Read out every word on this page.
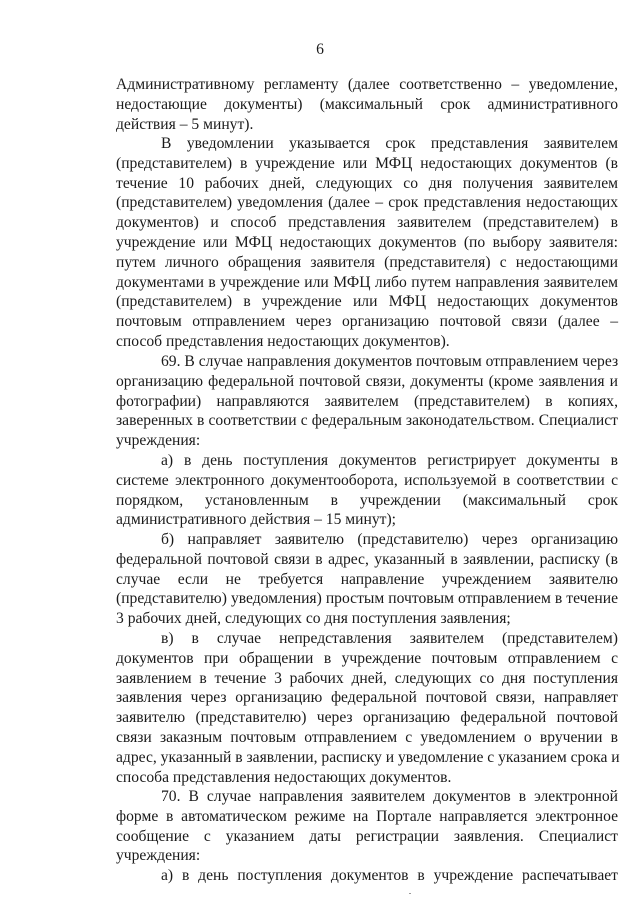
6
Административному регламенту (далее соответственно – уведомление,
недостающие документы) (максимальный срок административного
действия – 5 минут).
В уведомлении указывается срок представления заявителем
(представителем) в учреждение или МФЦ недостающих документов (в
течение 10 рабочих дней, следующих со дня получения заявителем
(представителем) уведомления (далее – срок представления недостающих
документов) и способ представления заявителем (представителем) в
учреждение или МФЦ недостающих документов (по выбору заявителя:
путем личного обращения заявителя (представителя) с недостающими
документами в учреждение или МФЦ либо путем направления заявителем
(представителем) в учреждение или МФЦ недостающих документов
почтовым отправлением через организацию почтовой связи (далее –
способ представления недостающих документов).
69. В случае направления документов почтовым отправлением через
организацию федеральной почтовой связи, документы (кроме заявления и
фотографии) направляются заявителем (представителем) в копиях,
заверенных в соответствии с федеральным законодательством. Специалист
учреждения:
а) в день поступления документов регистрирует документы в
системе электронного документооборота, используемой в соответствии с
порядком, установленным в учреждении (максимальный срок
административного действия – 15 минут);
б) направляет заявителю (представителю) через организацию
федеральной почтовой связи в адрес, указанный в заявлении, расписку (в
случае если не требуется направление учреждением заявителю
(представителю) уведомления) простым почтовым отправлением в течение
3 рабочих дней, следующих со дня поступления заявления;
в) в случае непредставления заявителем (представителем)
документов при обращении в учреждение почтовым отправлением с
заявлением в течение 3 рабочих дней, следующих со дня поступления
заявления через организацию федеральной почтовой связи, направляет
заявителю (представителю) через организацию федеральной почтовой
связи заказным почтовым отправлением с уведомлением о вручении в
адрес, указанный в заявлении, расписку и уведомление с указанием срока и
способа представления недостающих документов.
70. В случае направления заявителем документов в электронной
форме в автоматическом режиме на Портале направляется электронное
сообщение с указанием даты регистрации заявления. Специалист
учреждения:
а) в день поступления документов в учреждение распечатывает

_What is required_
Give back every line exactly as it stands, pictures excluded.

_Result for this task_
Read out every word on this page.
6
Административному регламенту (далее соответственно – уведомление,
недостающие документы) (максимальный срок административного
действия – 5 минут).
В уведомлении указывается срок представления заявителем
(представителем) в учреждение или МФЦ недостающих документов (в
течение 10 рабочих дней, следующих со дня получения заявителем
(представителем) уведомления (далее – срок представления недостающих
документов) и способ представления заявителем (представителем) в
учреждение или МФЦ недостающих документов (по выбору заявителя:
путем личного обращения заявителя (представителя) с недостающими
документами в учреждение или МФЦ либо путем направления заявителем
(представителем) в учреждение или МФЦ недостающих документов
почтовым отправлением через организацию почтовой связи (далее –
способ представления недостающих документов).
69. В случае направления документов почтовым отправлением через
организацию федеральной почтовой связи, документы (кроме заявления и
фотографии) направляются заявителем (представителем) в копиях,
заверенных в соответствии с федеральным законодательством. Специалист
учреждения:
а) в день поступления документов регистрирует документы в
системе электронного документооборота, используемой в соответствии с
порядком, установленным в учреждении (максимальный срок
административного действия – 15 минут);
б) направляет заявителю (представителю) через организацию
федеральной почтовой связи в адрес, указанный в заявлении, расписку (в
случае если не требуется направление учреждением заявителю
(представителю) уведомления) простым почтовым отправлением в течение
3 рабочих дней, следующих со дня поступления заявления;
в) в случае непредставления заявителем (представителем)
документов при обращении в учреждение почтовым отправлением с
заявлением в течение 3 рабочих дней, следующих со дня поступления
заявления через организацию федеральной почтовой связи, направляет
заявителю (представителю) через организацию федеральной почтовой
связи заказным почтовым отправлением с уведомлением о вручении в
адрес, указанный в заявлении, расписку и уведомление с указанием срока и
способа представления недостающих документов.
70. В случае направления заявителем документов в электронной
форме в автоматическом режиме на Портале направляется электронное
сообщение с указанием даты регистрации заявления. Специалист
учреждения:
а) в день поступления документов в учреждение распечатывает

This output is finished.